* _Job_
Put the stretch of items from the very start through the line containing "542, 380, 567]" into a JSON list of strings, one string per line, leaving out any blank lines.

* _Exercise inputs_
────────────────
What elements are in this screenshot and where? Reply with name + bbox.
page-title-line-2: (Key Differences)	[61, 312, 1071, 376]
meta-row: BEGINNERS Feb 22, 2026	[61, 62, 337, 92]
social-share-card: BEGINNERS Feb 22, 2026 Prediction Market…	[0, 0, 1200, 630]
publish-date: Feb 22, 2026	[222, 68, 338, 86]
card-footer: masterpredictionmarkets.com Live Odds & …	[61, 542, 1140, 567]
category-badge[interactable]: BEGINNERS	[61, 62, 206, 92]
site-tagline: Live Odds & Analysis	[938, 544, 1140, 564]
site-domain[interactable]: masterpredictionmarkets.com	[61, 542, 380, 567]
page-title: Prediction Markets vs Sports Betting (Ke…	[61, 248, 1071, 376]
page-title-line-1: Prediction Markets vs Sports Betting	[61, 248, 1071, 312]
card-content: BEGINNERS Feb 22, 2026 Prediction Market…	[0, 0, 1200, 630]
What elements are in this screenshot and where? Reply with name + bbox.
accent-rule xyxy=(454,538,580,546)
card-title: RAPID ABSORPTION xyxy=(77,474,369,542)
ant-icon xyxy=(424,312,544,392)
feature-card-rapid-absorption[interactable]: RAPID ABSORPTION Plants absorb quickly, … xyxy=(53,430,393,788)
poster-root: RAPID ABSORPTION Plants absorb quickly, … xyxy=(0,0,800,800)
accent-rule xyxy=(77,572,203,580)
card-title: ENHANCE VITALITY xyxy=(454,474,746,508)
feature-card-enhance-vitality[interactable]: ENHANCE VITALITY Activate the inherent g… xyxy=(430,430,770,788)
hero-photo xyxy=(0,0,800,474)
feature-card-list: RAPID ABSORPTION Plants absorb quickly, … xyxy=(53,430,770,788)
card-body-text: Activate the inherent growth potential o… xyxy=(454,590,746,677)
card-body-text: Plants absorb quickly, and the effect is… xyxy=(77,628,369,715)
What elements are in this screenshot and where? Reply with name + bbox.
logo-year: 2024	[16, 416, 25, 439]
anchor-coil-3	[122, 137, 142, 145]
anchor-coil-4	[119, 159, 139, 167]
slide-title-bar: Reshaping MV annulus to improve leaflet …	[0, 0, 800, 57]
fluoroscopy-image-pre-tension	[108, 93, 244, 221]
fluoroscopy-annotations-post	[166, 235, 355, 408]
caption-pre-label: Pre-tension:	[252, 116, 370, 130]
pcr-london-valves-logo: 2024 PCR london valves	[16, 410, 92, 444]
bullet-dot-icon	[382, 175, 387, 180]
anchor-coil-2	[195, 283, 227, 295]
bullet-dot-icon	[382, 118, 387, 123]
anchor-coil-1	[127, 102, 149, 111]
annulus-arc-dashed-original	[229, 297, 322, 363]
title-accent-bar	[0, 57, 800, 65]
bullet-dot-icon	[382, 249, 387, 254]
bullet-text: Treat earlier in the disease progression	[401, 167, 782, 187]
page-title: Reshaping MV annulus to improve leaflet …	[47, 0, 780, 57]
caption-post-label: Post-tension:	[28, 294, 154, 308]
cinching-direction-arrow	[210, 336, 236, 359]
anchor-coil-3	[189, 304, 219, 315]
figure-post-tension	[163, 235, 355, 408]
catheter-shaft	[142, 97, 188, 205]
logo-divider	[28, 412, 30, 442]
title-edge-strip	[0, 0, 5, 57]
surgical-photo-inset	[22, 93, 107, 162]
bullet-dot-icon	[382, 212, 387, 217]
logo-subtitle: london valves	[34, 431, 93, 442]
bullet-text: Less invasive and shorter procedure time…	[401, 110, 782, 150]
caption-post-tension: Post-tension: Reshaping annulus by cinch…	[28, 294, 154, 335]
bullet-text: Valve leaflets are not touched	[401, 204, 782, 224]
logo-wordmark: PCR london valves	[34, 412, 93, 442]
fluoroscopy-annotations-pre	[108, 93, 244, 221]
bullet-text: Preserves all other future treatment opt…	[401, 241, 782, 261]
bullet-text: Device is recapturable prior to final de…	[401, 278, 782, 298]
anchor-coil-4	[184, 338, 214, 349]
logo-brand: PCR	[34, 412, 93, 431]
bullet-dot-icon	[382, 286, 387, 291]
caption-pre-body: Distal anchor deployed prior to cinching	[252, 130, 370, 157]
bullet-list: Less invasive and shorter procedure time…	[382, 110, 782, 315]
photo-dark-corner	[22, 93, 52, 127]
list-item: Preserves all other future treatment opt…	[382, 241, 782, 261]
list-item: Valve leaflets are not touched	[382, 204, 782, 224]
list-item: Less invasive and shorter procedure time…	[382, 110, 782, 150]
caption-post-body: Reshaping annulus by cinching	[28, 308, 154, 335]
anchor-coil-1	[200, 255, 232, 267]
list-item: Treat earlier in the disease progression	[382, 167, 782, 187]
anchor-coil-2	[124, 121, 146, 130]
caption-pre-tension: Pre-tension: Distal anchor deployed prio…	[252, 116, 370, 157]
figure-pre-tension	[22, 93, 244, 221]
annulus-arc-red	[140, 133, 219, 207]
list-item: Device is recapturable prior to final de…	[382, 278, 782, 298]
────────────────
* _Answer to the problem_
[
  "What elements are in this screenshot and where? Reply with name + bbox.",
  "page-title-line-2: (Key Differences)\t[61, 312, 1071, 376]",
  "meta-row: BEGINNERS Feb 22, 2026\t[61, 62, 337, 92]",
  "social-share-card: BEGINNERS Feb 22, 2026 Prediction Market…\t[0, 0, 1200, 630]",
  "publish-date: Feb 22, 2026\t[222, 68, 338, 86]",
  "card-footer: masterpredictionmarkets.com Live Odds & …\t[61, 542, 1140, 567]",
  "category-badge[interactable]: BEGINNERS\t[61, 62, 206, 92]",
  "site-tagline: Live Odds & Analysis\t[938, 544, 1140, 564]",
  "site-domain[interactable]: masterpredictionmarkets.com\t[61, 542, 380, 567]"
]